**WORK REQUIRED:** For the entries below, how many lines include the word "PolynomialRegressionChannel"? Give the figure and nothing more.

* Begin *

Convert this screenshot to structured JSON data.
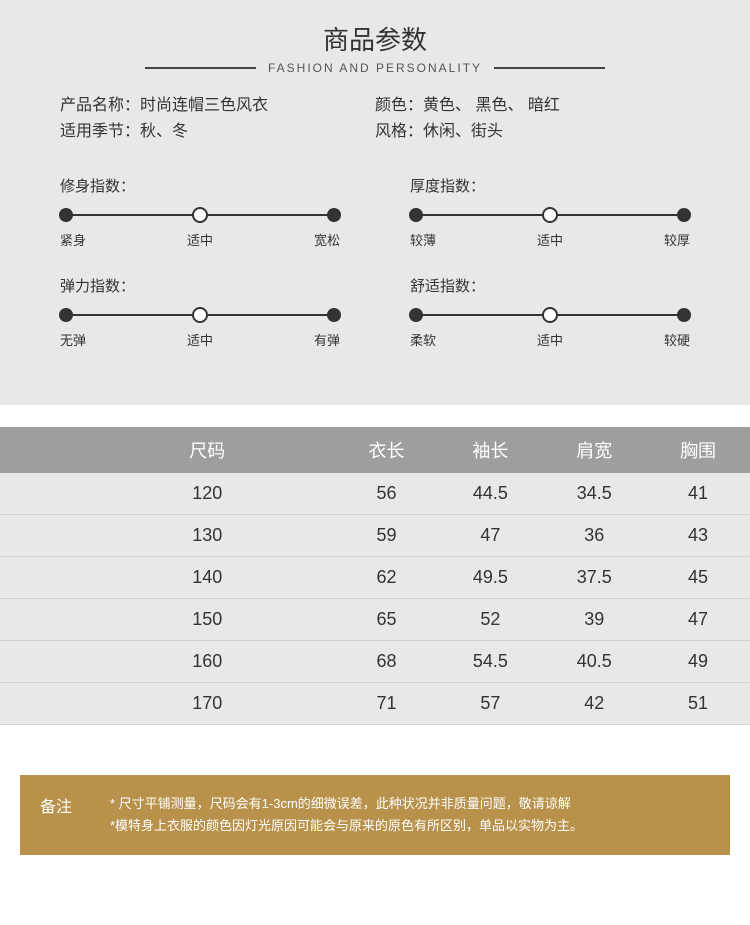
{
  "header": {
    "title": "商品参数",
    "subtitle": "FASHION AND PERSONALITY"
  },
  "attributes": {
    "left": [
      {
        "label": "产品名称：",
        "value": "时尚连帽三色风衣"
      },
      {
        "label": "适用季节：",
        "value": "秋、冬"
      }
    ],
    "right": [
      {
        "label": "颜色：",
        "value": "黄色、 黑色、 暗红"
      },
      {
        "label": "风格：",
        "value": "休闲、街头"
      }
    ]
  },
  "sliders": [
    {
      "label": "修身指数：",
      "ticks": [
        "紧身",
        "适中",
        "宽松"
      ],
      "selected_index": 1
    },
    {
      "label": "厚度指数：",
      "ticks": [
        "较薄",
        "适中",
        "较厚"
      ],
      "selected_index": 1
    },
    {
      "label": "弹力指数：",
      "ticks": [
        "无弹",
        "适中",
        "有弹"
      ],
      "selected_index": 1
    },
    {
      "label": "舒适指数：",
      "ticks": [
        "柔软",
        "适中",
        "较硬"
      ],
      "selected_index": 1
    }
  ],
  "size_table": {
    "columns": [
      "尺码",
      "衣长",
      "袖长",
      "肩宽",
      "胸围"
    ],
    "rows": [
      [
        "120",
        "56",
        "44.5",
        "34.5",
        "41"
      ],
      [
        "130",
        "59",
        "47",
        "36",
        "43"
      ],
      [
        "140",
        "62",
        "49.5",
        "37.5",
        "45"
      ],
      [
        "150",
        "65",
        "52",
        "39",
        "47"
      ],
      [
        "160",
        "68",
        "54.5",
        "40.5",
        "49"
      ],
      [
        "170",
        "71",
        "57",
        "42",
        "51"
      ]
    ]
  },
  "note": {
    "label": "备注",
    "lines": [
      "* 尺寸平铺测量，尺码会有1-3cm的细微误差，此种状况并非质量问题，敬请谅解",
      "*模特身上衣服的颜色因灯光原因可能会与原来的原色有所区别，单品以实物为主。"
    ]
  },
  "colors": {
    "panel_bg": "#e8e8e8",
    "header_bar": "#9e9e9e",
    "note_bg": "#b8914a",
    "text": "#333333",
    "white": "#ffffff"
  }
}
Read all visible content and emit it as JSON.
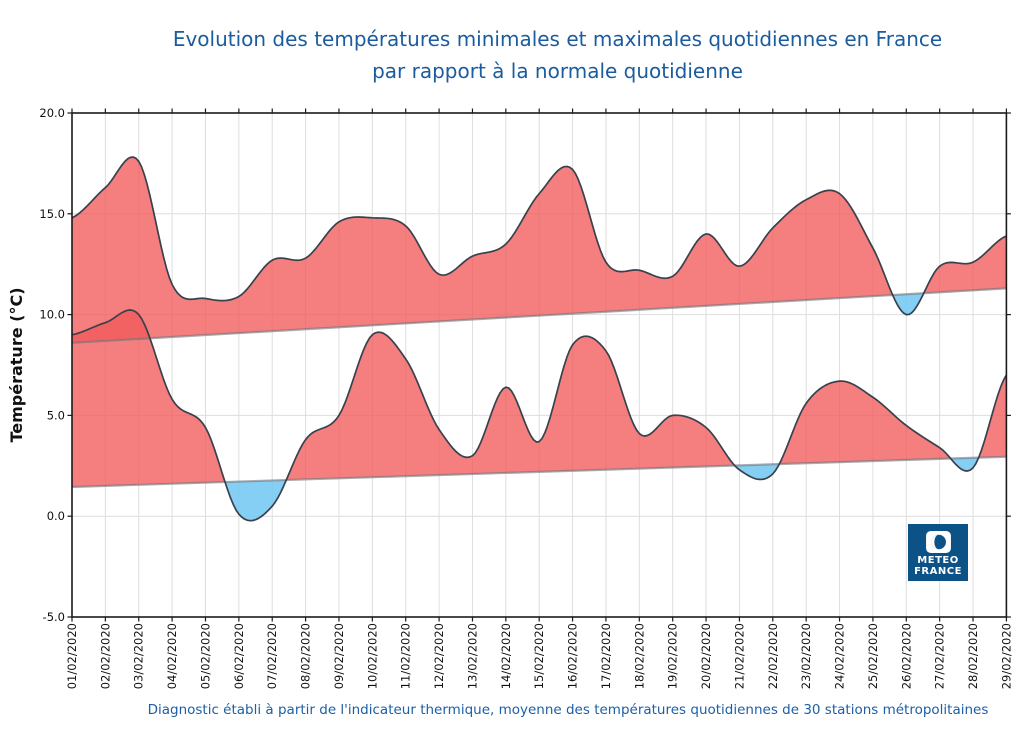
{
  "title": {
    "line1": "Evolution des températures minimales et maximales quotidiennes en France",
    "line2": "par rapport à la normale quotidienne"
  },
  "caption": "Diagnostic établi à partir de l'indicateur thermique, moyenne des températures quotidiennes de 30 stations métropolitaines",
  "logo": {
    "line1": "METEO",
    "line2": "FRANCE"
  },
  "chart_data": {
    "type": "area",
    "title": "Evolution des températures minimales et maximales quotidiennes en France par rapport à la normale quotidienne",
    "ylabel": "Température (°C)",
    "ylim": [
      -5.0,
      20.0
    ],
    "ytick_values": [
      20,
      15,
      10,
      5,
      0,
      -5
    ],
    "ytick_labels": [
      "20.0",
      "15.0",
      "10.0",
      "5.0",
      "0.0",
      "-5.0"
    ],
    "grid": "on",
    "legend": "none",
    "x_labels": [
      "01/02/2020",
      "02/02/2020",
      "03/02/2020",
      "04/02/2020",
      "05/02/2020",
      "06/02/2020",
      "07/02/2020",
      "08/02/2020",
      "09/02/2020",
      "10/02/2020",
      "11/02/2020",
      "12/02/2020",
      "13/02/2020",
      "14/02/2020",
      "15/02/2020",
      "16/02/2020",
      "17/02/2020",
      "18/02/2020",
      "19/02/2020",
      "20/02/2020",
      "21/02/2020",
      "22/02/2020",
      "23/02/2020",
      "24/02/2020",
      "25/02/2020",
      "26/02/2020",
      "27/02/2020",
      "28/02/2020",
      "29/02/2020"
    ],
    "series": [
      {
        "name": "temperature-maximale",
        "values": [
          14.8,
          16.3,
          17.6,
          11.5,
          10.8,
          10.9,
          12.7,
          12.8,
          14.6,
          14.8,
          14.4,
          12.0,
          12.9,
          13.5,
          16.0,
          17.2,
          12.6,
          12.2,
          11.9,
          14.0,
          12.4,
          14.3,
          15.7,
          16.0,
          13.3,
          10.0,
          12.4,
          12.6,
          13.9
        ]
      },
      {
        "name": "temperature-minimale",
        "values": [
          9.0,
          9.6,
          10.0,
          5.8,
          4.4,
          0.1,
          0.5,
          3.8,
          5.0,
          9.0,
          7.8,
          4.3,
          3.0,
          6.4,
          3.7,
          8.5,
          8.2,
          4.1,
          5.0,
          4.4,
          2.3,
          2.1,
          5.6,
          6.7,
          5.9,
          4.5,
          3.4,
          2.4,
          7.0
        ]
      },
      {
        "name": "normale-maximale",
        "values": [
          8.6,
          8.7,
          8.79,
          8.89,
          8.99,
          9.08,
          9.18,
          9.28,
          9.37,
          9.47,
          9.56,
          9.66,
          9.76,
          9.85,
          9.95,
          10.05,
          10.14,
          10.24,
          10.34,
          10.43,
          10.53,
          10.63,
          10.72,
          10.82,
          10.91,
          11.01,
          11.11,
          11.2,
          11.3
        ]
      },
      {
        "name": "normale-minimale",
        "values": [
          1.45,
          1.5,
          1.56,
          1.61,
          1.66,
          1.72,
          1.77,
          1.83,
          1.88,
          1.93,
          1.99,
          2.04,
          2.09,
          2.15,
          2.2,
          2.25,
          2.31,
          2.36,
          2.41,
          2.47,
          2.52,
          2.57,
          2.63,
          2.68,
          2.74,
          2.79,
          2.84,
          2.9,
          2.95
        ]
      }
    ],
    "colors": {
      "above_normal": "#f25a5a",
      "below_normal": "#74c8f2",
      "curve": "#39414d",
      "normal_line": "#6d747b",
      "grid": "#dedede",
      "axis": "#1a1a1a",
      "title_text": "#1b5c9e",
      "caption_text": "#1d5fa6",
      "logo_bg": "#0d5286"
    }
  }
}
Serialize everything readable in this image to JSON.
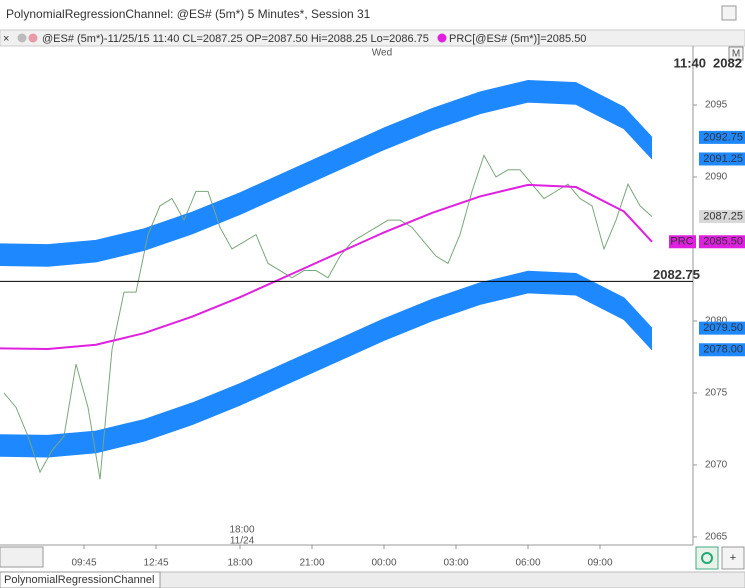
{
  "window": {
    "title": "PolynomialRegressionChannel: @ES# (5m*) 5 Minutes*, Session 31",
    "info": "@ES# (5m*)-11/25/15 11:40 CL=2087.25 OP=2087.50 Hi=2088.25 Lo=2086.75",
    "prc_info": "PRC[@ES# (5m*)]=2085.50",
    "corner_label": "M",
    "tab": "PolynomialRegressionChannel",
    "add_button": "+"
  },
  "chart_data": {
    "type": "line",
    "day_label": "Wed",
    "time_label": "11:40",
    "price_label": "2082",
    "session_label": [
      "18:00",
      "11/24"
    ],
    "xlim": [
      0,
      346
    ],
    "xticks": [
      {
        "value": 42,
        "label": "09:45"
      },
      {
        "value": 78,
        "label": "12:45"
      },
      {
        "value": 120,
        "label": "18:00"
      },
      {
        "value": 156,
        "label": "21:00"
      },
      {
        "value": 192,
        "label": "00:00"
      },
      {
        "value": 228,
        "label": "03:00"
      },
      {
        "value": 264,
        "label": "06:00"
      },
      {
        "value": 300,
        "label": "09:00"
      }
    ],
    "ylim": [
      2064.6,
      2099.2
    ],
    "yticks": [
      2065,
      2070,
      2075,
      2080,
      2090,
      2095
    ],
    "grid": false,
    "series": [
      {
        "color": "#7aa87a",
        "width": 1,
        "x": [
          2,
          8,
          14,
          20,
          26,
          32,
          38,
          44,
          50,
          56,
          62,
          68,
          74,
          80,
          86,
          92,
          98,
          104,
          110,
          116,
          122,
          128,
          134,
          140,
          146,
          152,
          158,
          164,
          170,
          176,
          182,
          188,
          194,
          200,
          206,
          212,
          218,
          224,
          230,
          236,
          242,
          248,
          254,
          260,
          266,
          272,
          278,
          284,
          290,
          296,
          302,
          308,
          314,
          320,
          326
        ],
        "values": [
          2075,
          2074,
          2072,
          2069.5,
          2071,
          2072,
          2077,
          2074,
          2069,
          2078,
          2082,
          2082,
          2086,
          2088,
          2088.5,
          2087,
          2089,
          2089,
          2086.5,
          2085,
          2085.5,
          2086,
          2084,
          2083.5,
          2083,
          2083.5,
          2083.5,
          2083,
          2084.5,
          2085.5,
          2086,
          2086.5,
          2087,
          2087,
          2086.5,
          2085.5,
          2084.5,
          2084,
          2086,
          2089,
          2091.5,
          2090,
          2090.5,
          2090.5,
          2089.5,
          2088.5,
          2089,
          2089.5,
          2088.5,
          2088,
          2085,
          2087,
          2089.5,
          2088,
          2087.25
        ]
      },
      {
        "color": "#e020e0",
        "width": 2,
        "x": [
          0,
          24,
          48,
          72,
          96,
          120,
          144,
          168,
          192,
          216,
          240,
          264,
          288,
          312,
          326
        ],
        "values": [
          2078.1,
          2078.05,
          2078.35,
          2079.15,
          2080.3,
          2081.65,
          2083.15,
          2084.65,
          2086.15,
          2087.5,
          2088.65,
          2089.45,
          2089.3,
          2087.6,
          2085.5
        ]
      },
      {
        "color": "#1e88ff",
        "width": 1,
        "fill_to": 3,
        "x": [
          0,
          24,
          48,
          72,
          96,
          120,
          144,
          168,
          192,
          216,
          240,
          264,
          288,
          312,
          326
        ],
        "values": [
          2085.35,
          2085.3,
          2085.6,
          2086.4,
          2087.55,
          2088.9,
          2090.4,
          2091.9,
          2093.4,
          2094.75,
          2095.9,
          2096.7,
          2096.55,
          2094.85,
          2092.75
        ]
      },
      {
        "color": "#1e88ff",
        "width": 1,
        "x": [
          0,
          24,
          48,
          72,
          96,
          120,
          144,
          168,
          192,
          216,
          240,
          264,
          288,
          312,
          326
        ],
        "values": [
          2083.85,
          2083.8,
          2084.1,
          2084.9,
          2086.05,
          2087.4,
          2088.9,
          2090.4,
          2091.9,
          2093.25,
          2094.4,
          2095.2,
          2095.05,
          2093.35,
          2091.25
        ]
      },
      {
        "color": "#1e88ff",
        "width": 1,
        "fill_to": 5,
        "x": [
          0,
          24,
          48,
          72,
          96,
          120,
          144,
          168,
          192,
          216,
          240,
          264,
          288,
          312,
          326
        ],
        "values": [
          2072.1,
          2072.05,
          2072.35,
          2073.15,
          2074.3,
          2075.65,
          2077.15,
          2078.65,
          2080.15,
          2081.5,
          2082.65,
          2083.45,
          2083.3,
          2081.6,
          2079.5
        ]
      },
      {
        "color": "#1e88ff",
        "width": 1,
        "x": [
          0,
          24,
          48,
          72,
          96,
          120,
          144,
          168,
          192,
          216,
          240,
          264,
          288,
          312,
          326
        ],
        "values": [
          2070.6,
          2070.55,
          2070.85,
          2071.65,
          2072.8,
          2074.15,
          2075.65,
          2077.15,
          2078.65,
          2080.0,
          2081.15,
          2081.95,
          2081.8,
          2080.1,
          2078.0
        ]
      }
    ],
    "hline": {
      "value": 2082.75,
      "label": "2082.75",
      "color": "#000000"
    },
    "markers": [
      {
        "value": 2092.75,
        "label": "2092.75",
        "color": "#1e88ff",
        "text_color": "#ffffff"
      },
      {
        "value": 2091.25,
        "label": "2091.25",
        "color": "#1e88ff",
        "text_color": "#ffffff"
      },
      {
        "value": 2087.25,
        "label": "2087.25",
        "color": "#d8d8d8",
        "text_color": "#000000"
      },
      {
        "value": 2085.5,
        "label": "2085.50",
        "color": "#e020e0",
        "text_color": "#ffffff",
        "tag": "PRC"
      },
      {
        "value": 2079.5,
        "label": "2079.50",
        "color": "#1e88ff",
        "text_color": "#ffffff"
      },
      {
        "value": 2078,
        "label": "2078.00",
        "color": "#1e88ff",
        "text_color": "#ffffff"
      }
    ]
  }
}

* End *

**EXERCISE SOLUTION:** 2